STATED EXERCISE
Count how many lines hold the string "Gaussians". Give that number alone.

Items from a dataset:
%%
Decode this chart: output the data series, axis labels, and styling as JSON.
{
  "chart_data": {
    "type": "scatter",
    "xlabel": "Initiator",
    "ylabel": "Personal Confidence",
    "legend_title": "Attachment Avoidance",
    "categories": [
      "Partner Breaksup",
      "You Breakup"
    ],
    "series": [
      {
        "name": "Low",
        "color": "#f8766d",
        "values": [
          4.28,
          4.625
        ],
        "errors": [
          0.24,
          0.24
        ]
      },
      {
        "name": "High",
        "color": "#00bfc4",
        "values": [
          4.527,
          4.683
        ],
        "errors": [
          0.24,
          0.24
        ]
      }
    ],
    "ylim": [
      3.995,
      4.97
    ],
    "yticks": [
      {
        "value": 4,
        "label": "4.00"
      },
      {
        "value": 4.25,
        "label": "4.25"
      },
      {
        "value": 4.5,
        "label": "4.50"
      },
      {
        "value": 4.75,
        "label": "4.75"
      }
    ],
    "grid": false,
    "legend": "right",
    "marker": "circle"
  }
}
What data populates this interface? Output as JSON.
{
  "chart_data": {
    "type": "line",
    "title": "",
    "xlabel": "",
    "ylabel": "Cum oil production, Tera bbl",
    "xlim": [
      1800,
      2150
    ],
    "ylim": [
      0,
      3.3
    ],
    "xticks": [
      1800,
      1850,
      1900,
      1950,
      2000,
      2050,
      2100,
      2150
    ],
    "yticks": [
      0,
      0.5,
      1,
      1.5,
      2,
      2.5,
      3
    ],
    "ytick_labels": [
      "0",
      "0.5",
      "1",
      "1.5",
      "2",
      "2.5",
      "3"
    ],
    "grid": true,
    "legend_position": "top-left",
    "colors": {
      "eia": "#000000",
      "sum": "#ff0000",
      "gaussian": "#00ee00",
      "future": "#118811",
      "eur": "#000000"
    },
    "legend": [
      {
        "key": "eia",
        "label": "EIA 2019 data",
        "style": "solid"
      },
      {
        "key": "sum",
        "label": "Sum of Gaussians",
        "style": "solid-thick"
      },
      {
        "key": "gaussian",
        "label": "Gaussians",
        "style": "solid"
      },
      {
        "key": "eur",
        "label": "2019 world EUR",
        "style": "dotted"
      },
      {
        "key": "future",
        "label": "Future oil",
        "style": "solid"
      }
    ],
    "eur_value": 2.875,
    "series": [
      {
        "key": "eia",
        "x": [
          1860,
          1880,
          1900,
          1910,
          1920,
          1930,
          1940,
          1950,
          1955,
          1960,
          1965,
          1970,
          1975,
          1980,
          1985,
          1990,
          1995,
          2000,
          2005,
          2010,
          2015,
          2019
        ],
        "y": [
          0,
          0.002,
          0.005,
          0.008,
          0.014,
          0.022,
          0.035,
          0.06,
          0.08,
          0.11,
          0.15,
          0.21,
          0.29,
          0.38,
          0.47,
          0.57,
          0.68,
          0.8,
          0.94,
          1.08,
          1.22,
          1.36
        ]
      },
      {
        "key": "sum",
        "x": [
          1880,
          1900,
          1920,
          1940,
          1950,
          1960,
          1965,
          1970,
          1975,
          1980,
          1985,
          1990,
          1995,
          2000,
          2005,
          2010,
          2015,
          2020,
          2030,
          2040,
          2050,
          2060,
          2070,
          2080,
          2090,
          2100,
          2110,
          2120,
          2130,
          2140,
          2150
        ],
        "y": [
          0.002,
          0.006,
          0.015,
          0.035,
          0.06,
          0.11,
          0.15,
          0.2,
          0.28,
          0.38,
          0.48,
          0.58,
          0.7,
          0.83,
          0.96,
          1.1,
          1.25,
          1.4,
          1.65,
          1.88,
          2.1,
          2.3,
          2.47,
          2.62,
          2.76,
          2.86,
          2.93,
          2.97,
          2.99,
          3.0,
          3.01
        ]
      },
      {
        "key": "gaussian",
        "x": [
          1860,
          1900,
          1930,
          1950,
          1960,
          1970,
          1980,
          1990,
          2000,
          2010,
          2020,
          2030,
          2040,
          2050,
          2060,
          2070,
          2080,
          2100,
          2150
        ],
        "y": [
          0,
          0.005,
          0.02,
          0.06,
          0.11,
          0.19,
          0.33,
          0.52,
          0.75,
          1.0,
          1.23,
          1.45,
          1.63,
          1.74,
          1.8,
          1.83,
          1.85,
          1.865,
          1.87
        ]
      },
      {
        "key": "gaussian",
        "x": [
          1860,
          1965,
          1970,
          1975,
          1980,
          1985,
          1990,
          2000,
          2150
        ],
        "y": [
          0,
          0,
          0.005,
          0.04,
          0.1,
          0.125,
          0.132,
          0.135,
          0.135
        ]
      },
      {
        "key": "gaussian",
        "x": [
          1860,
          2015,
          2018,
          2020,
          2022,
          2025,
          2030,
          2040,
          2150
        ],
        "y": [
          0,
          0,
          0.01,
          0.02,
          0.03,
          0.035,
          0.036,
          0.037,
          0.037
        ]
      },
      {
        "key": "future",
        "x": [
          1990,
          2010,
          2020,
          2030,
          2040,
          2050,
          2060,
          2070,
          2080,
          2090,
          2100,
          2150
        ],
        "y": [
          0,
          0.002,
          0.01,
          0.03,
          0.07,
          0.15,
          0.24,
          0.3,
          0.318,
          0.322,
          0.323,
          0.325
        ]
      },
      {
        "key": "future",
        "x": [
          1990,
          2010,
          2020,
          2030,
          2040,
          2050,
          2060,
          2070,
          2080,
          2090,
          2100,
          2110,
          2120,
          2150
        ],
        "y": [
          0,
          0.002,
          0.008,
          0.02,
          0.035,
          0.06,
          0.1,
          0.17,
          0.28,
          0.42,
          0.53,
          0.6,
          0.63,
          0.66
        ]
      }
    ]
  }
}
%%
SOLUTION BELOW
2